(Dataset rows):
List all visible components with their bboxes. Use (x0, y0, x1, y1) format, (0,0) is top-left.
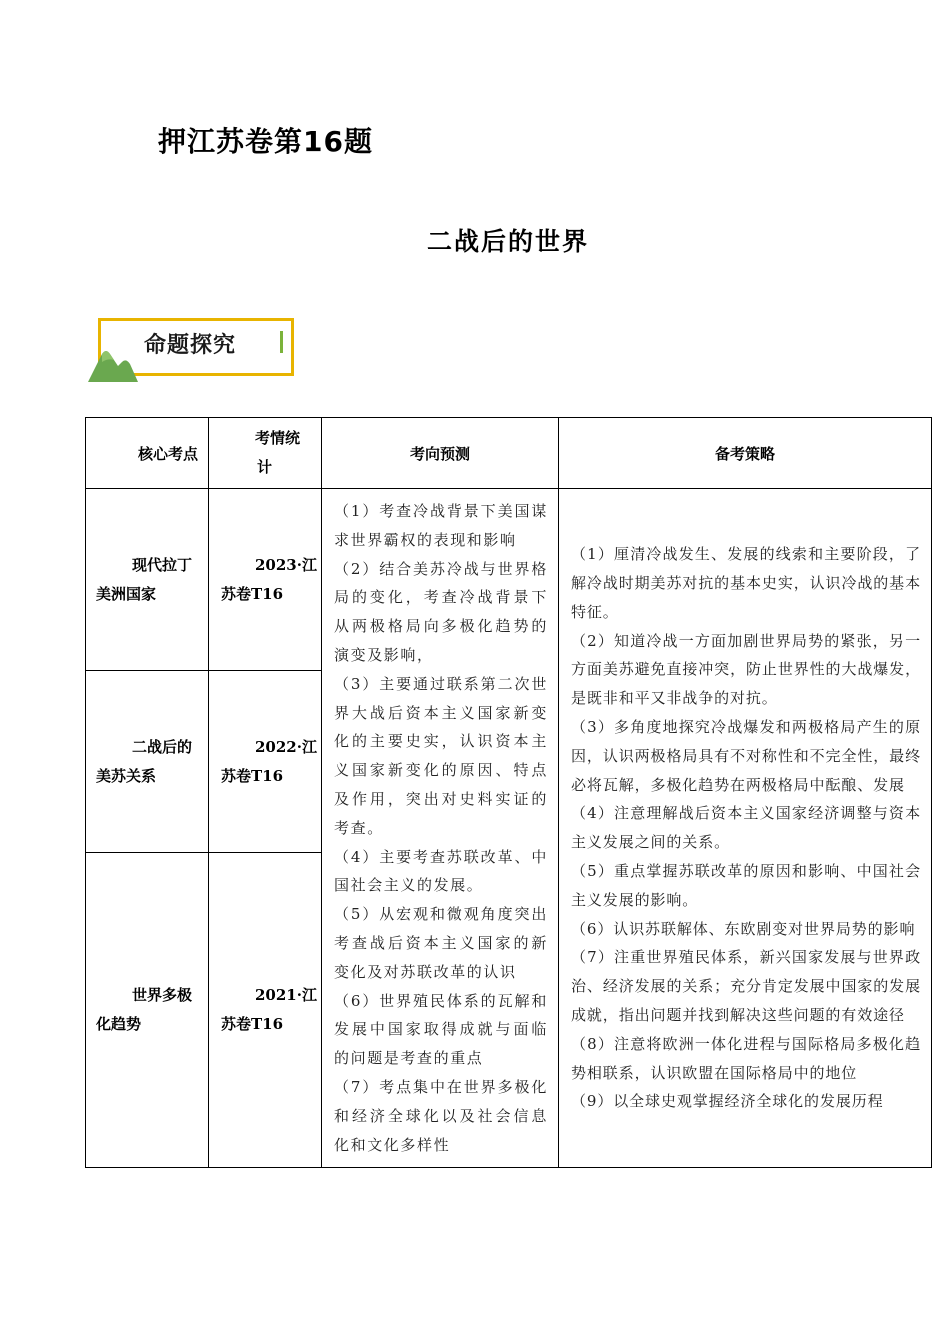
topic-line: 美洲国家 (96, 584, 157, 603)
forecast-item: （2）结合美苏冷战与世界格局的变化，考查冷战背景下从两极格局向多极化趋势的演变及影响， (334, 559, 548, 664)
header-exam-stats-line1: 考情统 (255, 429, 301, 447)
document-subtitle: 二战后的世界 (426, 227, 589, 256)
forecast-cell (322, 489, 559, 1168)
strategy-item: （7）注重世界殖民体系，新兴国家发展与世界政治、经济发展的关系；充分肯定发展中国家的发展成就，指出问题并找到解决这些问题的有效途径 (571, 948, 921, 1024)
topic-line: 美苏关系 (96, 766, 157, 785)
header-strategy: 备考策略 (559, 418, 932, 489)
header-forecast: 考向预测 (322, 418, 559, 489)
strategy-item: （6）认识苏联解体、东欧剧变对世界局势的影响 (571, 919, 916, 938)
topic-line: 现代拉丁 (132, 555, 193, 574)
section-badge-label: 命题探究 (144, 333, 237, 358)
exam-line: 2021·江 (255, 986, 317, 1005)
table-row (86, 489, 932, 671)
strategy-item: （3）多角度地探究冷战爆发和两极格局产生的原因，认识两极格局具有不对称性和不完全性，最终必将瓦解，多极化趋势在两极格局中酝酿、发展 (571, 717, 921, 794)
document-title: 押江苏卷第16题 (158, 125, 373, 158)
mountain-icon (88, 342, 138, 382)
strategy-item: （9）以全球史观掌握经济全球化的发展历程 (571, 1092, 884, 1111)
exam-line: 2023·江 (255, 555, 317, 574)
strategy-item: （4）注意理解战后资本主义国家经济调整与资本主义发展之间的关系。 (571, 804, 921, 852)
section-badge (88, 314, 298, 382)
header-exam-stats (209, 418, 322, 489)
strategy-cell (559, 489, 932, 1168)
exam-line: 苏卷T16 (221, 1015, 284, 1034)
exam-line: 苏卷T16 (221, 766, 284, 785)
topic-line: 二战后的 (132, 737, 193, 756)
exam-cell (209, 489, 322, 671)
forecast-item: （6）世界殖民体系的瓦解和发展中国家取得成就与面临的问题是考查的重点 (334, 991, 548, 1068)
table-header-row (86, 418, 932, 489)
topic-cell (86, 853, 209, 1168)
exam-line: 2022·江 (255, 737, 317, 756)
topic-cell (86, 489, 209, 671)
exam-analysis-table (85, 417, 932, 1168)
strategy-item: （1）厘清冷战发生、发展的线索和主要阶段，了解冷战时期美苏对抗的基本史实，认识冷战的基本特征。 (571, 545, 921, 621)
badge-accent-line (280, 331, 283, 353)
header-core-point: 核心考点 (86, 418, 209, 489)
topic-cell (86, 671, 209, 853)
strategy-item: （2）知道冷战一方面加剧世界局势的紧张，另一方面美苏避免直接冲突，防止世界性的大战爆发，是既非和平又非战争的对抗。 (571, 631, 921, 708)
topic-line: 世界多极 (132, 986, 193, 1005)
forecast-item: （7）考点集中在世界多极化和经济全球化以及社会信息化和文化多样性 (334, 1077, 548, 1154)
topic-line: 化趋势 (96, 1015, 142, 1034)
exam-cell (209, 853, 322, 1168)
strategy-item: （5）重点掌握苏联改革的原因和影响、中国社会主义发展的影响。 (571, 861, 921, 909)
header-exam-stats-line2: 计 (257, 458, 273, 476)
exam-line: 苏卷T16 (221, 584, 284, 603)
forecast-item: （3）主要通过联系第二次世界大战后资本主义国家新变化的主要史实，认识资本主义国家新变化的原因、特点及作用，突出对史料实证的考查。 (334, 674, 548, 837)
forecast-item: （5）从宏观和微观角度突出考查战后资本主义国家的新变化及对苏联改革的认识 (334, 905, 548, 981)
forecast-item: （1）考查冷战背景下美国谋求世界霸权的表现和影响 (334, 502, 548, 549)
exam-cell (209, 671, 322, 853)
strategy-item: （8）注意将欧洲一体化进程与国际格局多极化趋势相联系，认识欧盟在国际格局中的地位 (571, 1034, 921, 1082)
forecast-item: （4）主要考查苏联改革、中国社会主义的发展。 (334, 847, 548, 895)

(WHAT TO WORK ON): Copy the lines running from the one containing "topic-line: 美洲国家 (96, 584, 157, 603)" through the one containing "forecast-cell (322, 489, 559, 1168)", both ends included.

(WRITTEN SOLUTION):
topic-line: 美洲国家 (96, 584, 157, 603)
forecast-item: （2）结合美苏冷战与世界格局的变化，考查冷战背景下从两极格局向多极化趋势的演变及影响， (334, 559, 548, 664)
header-exam-stats-line1: 考情统 (255, 429, 301, 447)
document-subtitle: 二战后的世界 (426, 227, 589, 256)
forecast-cell (322, 489, 559, 1168)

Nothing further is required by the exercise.